Work instructions: Locate each line containing the string "prefix" and copy it out.

Record excerpts:

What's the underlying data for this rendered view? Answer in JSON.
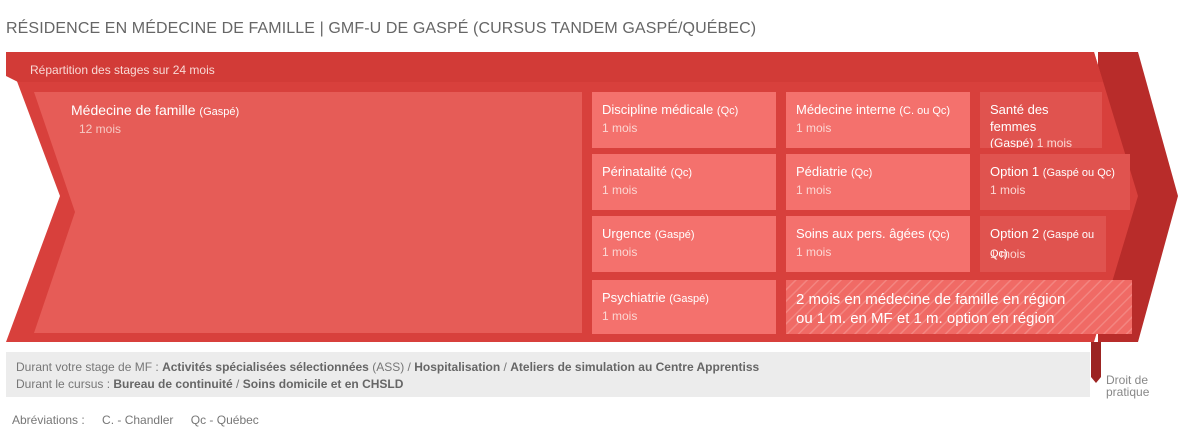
{
  "title": "RÉSIDENCE EN MÉDECINE DE FAMILLE | GMF-U DE GASPÉ (CURSUS TANDEM GASPÉ/QUÉBEC)",
  "period_label": "Répartition des stages sur 24 mois",
  "blocks": {
    "mf": {
      "name": "Médecine de famille",
      "location": "(Gaspé)",
      "duration": "12 mois"
    },
    "discipline": {
      "name": "Discipline médicale",
      "location": "(Qc)",
      "duration": "1 mois"
    },
    "med_interne": {
      "name": "Médecine interne",
      "location": "(C. ou Qc)",
      "duration": "1 mois"
    },
    "sante_femmes": {
      "name": "Santé des femmes",
      "location": "(Gaspé)",
      "duration": "1 mois"
    },
    "perinatalite": {
      "name": "Périnatalité",
      "location": "(Qc)",
      "duration": "1 mois"
    },
    "pediatrie": {
      "name": "Pédiatrie",
      "location": "(Qc)",
      "duration": "1 mois"
    },
    "option1": {
      "name": "Option 1",
      "location": "(Gaspé ou Qc)",
      "duration": "1 mois"
    },
    "urgence": {
      "name": "Urgence",
      "location": "(Gaspé)",
      "duration": "1 mois"
    },
    "soins_ages": {
      "name": "Soins aux pers. âgées",
      "location": "(Qc)",
      "duration": "1 mois"
    },
    "option2": {
      "name": "Option 2",
      "location": "(Gaspé ou Qc)",
      "duration": "1 mois"
    },
    "psychiatrie": {
      "name": "Psychiatrie",
      "location": "(Gaspé)",
      "duration": "1 mois"
    },
    "region": {
      "line1": "2 mois en médecine de famille en région",
      "line2": "ou 1 m. en MF et 1 m. option en région"
    }
  },
  "info_bar": {
    "line1": {
      "prefix": "Durant votre stage de MF : ",
      "b1": "Activités spécialisées sélectionnées",
      "t1": " (ASS) / ",
      "b2": "Hospitalisation",
      "t2": " / ",
      "b3": "Ateliers de simulation au Centre Apprentiss"
    },
    "line2": {
      "prefix": "Durant le cursus : ",
      "b1": "Bureau de continuité",
      "t1": " / ",
      "b2": "Soins domicile et en CHSLD"
    }
  },
  "right_label": {
    "line1": "Droit de",
    "line2": "pratique"
  },
  "abbreviations": {
    "label": "Abréviations :",
    "c": "C. - Chandler",
    "qc": "Qc - Québec"
  },
  "colors": {
    "arrow": "#d8403c",
    "mf": "#e65c57",
    "tile": "#f4716d",
    "tile_dark": "#e0534f",
    "marker": "#9c2422"
  }
}
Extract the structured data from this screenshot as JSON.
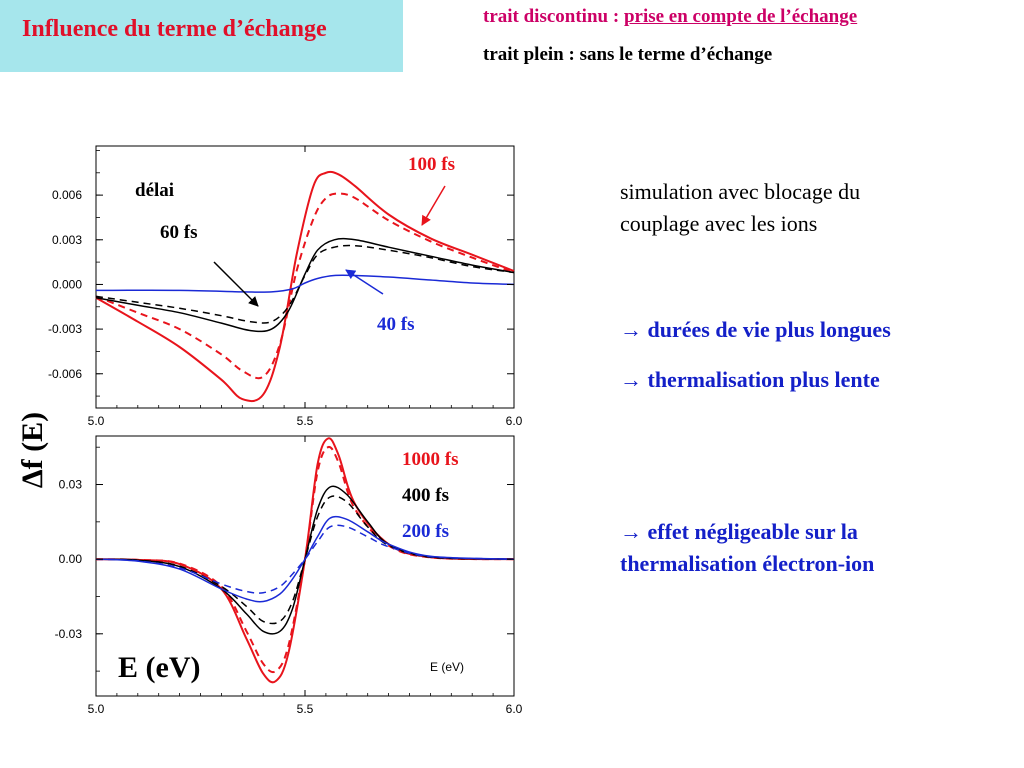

Finished task:
      "prefix": "Durant votre stage de MF : ",
      "prefix": "Durant le cursus : ",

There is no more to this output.